## BEGIN Data supplied

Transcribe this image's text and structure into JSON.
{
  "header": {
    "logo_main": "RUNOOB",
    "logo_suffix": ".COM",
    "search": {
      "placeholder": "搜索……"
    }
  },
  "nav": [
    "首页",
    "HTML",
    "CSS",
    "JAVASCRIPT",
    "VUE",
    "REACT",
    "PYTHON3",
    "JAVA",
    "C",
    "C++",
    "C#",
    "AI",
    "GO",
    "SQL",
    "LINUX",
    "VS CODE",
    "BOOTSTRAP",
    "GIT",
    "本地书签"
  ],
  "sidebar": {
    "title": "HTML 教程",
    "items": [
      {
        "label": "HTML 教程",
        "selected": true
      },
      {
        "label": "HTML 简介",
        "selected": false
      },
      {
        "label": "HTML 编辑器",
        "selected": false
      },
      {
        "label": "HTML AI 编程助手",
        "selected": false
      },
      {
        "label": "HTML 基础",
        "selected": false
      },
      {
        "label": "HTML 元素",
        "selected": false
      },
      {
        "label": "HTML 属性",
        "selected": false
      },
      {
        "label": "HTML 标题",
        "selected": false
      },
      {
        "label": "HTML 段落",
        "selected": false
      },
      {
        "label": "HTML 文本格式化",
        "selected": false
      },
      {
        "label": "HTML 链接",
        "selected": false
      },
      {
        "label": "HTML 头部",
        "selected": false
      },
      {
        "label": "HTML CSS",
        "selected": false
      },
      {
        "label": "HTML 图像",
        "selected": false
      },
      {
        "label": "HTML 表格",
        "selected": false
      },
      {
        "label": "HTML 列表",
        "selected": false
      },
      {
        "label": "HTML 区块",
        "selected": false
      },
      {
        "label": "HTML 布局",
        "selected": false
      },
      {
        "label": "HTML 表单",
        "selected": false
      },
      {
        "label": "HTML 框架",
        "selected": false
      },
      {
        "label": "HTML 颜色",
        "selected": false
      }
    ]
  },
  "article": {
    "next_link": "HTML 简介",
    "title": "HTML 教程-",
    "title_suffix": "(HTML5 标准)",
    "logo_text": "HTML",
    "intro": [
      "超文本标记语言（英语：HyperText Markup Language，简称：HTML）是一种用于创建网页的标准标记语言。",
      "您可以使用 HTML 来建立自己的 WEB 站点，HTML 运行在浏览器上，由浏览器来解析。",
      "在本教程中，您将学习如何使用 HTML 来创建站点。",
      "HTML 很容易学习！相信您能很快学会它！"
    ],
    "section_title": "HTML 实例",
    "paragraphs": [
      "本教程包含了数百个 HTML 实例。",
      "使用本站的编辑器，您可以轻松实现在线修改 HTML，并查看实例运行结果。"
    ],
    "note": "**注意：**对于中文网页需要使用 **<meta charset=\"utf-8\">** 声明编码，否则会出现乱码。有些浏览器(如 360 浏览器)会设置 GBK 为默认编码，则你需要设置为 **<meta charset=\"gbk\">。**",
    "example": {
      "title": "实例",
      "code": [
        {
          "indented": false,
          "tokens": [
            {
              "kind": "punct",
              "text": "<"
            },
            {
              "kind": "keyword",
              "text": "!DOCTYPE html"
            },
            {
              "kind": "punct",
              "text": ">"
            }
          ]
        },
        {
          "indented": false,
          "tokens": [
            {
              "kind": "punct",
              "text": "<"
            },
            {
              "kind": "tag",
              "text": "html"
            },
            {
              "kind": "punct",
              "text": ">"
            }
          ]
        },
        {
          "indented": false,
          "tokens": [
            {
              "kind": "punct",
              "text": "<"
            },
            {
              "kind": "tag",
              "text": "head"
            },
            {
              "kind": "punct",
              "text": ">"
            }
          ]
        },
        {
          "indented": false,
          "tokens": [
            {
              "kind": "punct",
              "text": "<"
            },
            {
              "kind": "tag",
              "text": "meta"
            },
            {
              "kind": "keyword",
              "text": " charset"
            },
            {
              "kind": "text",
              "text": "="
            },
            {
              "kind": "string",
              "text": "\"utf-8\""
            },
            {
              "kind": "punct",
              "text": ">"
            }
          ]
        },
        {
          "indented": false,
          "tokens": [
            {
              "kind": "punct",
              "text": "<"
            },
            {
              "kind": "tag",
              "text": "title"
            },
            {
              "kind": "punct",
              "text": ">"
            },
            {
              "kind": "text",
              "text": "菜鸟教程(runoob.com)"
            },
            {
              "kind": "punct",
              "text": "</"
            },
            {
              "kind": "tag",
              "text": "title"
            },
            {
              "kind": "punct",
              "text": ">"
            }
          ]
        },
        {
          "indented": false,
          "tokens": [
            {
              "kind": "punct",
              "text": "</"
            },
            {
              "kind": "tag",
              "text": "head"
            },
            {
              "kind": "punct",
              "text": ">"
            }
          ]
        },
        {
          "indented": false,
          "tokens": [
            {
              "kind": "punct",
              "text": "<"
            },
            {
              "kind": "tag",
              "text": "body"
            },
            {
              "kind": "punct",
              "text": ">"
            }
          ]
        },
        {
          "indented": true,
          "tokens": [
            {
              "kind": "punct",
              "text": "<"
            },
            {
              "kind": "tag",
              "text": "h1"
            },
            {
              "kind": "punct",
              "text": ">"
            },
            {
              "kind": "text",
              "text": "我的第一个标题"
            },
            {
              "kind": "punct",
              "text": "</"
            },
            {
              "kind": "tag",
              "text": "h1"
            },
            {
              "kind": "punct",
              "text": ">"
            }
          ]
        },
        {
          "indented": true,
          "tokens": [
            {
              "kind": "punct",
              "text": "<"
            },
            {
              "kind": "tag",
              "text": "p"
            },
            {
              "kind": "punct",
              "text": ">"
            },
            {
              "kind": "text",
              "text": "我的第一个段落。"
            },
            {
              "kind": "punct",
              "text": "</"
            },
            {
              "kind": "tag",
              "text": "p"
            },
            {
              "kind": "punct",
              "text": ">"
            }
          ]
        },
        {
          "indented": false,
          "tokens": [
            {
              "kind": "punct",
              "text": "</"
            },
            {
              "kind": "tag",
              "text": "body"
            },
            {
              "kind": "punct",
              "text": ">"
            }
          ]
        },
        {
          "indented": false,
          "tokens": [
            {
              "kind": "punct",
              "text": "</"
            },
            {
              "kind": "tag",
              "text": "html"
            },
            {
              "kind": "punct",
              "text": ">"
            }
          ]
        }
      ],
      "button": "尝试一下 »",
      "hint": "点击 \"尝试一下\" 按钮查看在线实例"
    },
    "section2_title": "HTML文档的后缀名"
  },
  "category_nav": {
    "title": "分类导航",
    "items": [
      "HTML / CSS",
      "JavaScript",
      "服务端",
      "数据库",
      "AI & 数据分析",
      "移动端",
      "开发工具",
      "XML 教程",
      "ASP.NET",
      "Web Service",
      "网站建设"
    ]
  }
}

## END Data supplied
## BEGIN Data supplied

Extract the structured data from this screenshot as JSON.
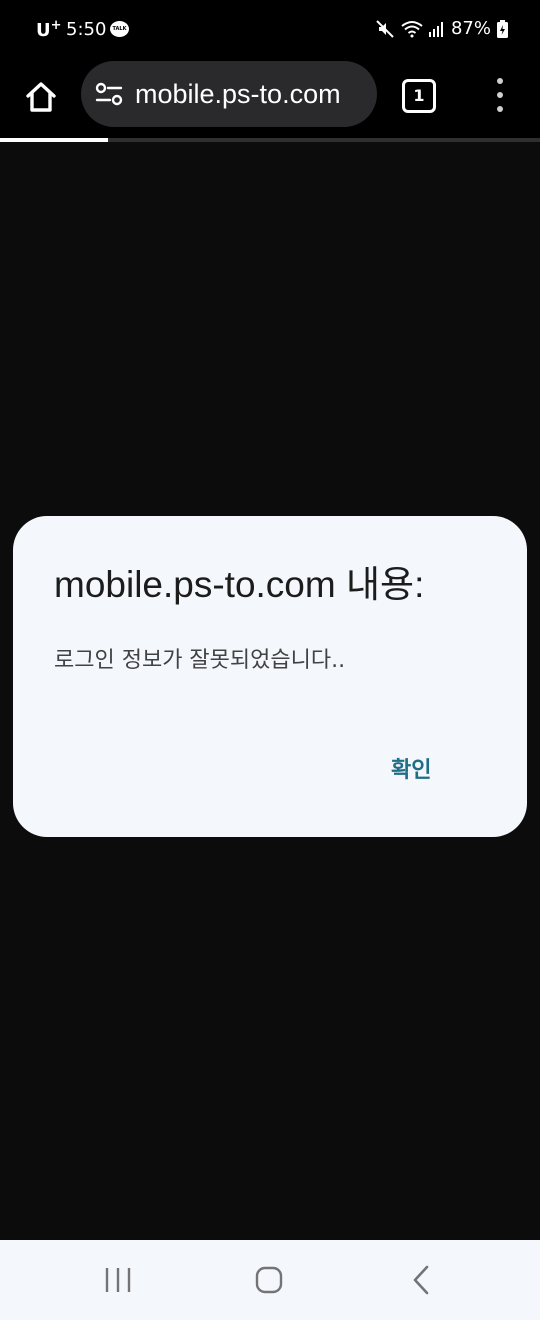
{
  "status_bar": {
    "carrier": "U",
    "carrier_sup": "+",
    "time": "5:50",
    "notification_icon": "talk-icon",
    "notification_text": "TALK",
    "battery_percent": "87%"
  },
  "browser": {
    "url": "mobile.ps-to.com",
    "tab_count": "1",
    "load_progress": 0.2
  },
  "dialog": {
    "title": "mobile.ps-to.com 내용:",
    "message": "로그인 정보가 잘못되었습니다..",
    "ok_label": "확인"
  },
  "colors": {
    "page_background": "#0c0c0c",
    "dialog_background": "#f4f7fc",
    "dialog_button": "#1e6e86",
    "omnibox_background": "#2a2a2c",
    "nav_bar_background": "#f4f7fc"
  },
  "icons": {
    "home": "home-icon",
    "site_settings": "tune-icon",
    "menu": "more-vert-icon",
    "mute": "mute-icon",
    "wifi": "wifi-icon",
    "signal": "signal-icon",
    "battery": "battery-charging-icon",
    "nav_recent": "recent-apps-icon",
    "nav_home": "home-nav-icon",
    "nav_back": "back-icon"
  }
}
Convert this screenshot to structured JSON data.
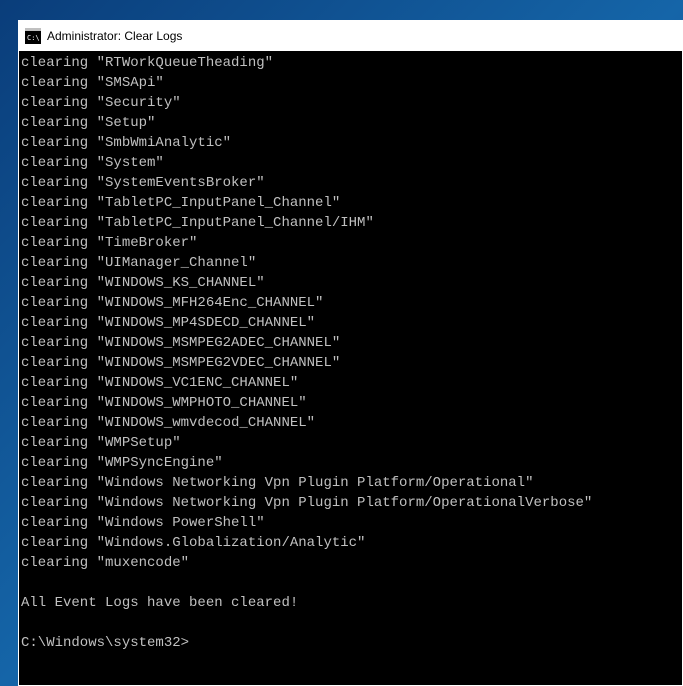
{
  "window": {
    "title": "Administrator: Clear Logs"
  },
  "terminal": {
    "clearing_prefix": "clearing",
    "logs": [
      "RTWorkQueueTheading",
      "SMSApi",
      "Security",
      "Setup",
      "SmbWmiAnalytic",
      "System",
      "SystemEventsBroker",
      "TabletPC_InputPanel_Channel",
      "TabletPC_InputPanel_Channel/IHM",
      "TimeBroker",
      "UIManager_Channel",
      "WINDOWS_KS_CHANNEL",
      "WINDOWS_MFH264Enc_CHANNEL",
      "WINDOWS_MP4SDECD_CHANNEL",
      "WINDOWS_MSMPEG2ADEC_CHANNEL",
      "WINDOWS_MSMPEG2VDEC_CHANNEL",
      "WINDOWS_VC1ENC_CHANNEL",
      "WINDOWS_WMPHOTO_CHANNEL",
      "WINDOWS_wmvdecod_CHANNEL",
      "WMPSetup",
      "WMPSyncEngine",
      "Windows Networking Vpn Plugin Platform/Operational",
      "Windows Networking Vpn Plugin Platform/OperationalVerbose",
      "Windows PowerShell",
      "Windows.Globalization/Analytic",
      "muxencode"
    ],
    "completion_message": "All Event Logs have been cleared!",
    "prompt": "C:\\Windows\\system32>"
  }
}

## END Data supplied
## BEGIN Data supplied

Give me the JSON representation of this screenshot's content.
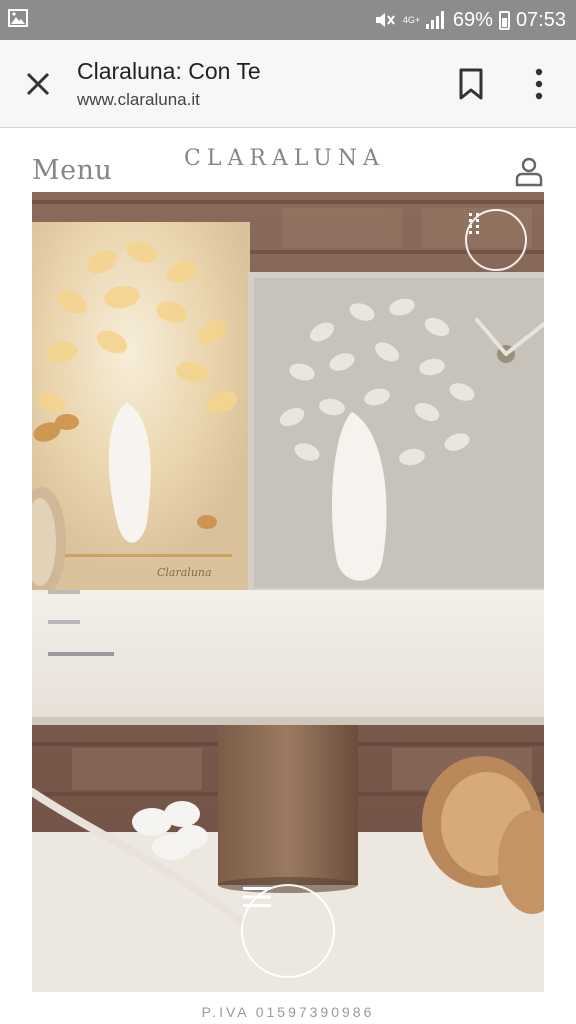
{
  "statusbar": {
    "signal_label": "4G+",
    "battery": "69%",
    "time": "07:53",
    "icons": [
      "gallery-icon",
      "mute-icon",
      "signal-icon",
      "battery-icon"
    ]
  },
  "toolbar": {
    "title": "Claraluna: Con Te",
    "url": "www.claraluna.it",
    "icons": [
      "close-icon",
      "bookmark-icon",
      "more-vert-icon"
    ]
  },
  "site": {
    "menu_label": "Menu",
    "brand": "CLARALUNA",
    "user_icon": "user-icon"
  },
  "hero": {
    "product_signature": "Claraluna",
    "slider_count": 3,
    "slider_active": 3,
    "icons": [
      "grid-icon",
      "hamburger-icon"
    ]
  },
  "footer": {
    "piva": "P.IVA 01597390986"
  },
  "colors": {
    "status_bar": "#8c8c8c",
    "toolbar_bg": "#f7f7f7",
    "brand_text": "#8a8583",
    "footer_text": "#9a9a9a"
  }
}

## END Data supplied

In the records above, how many lines include the string "this"? Answer with only the number.

4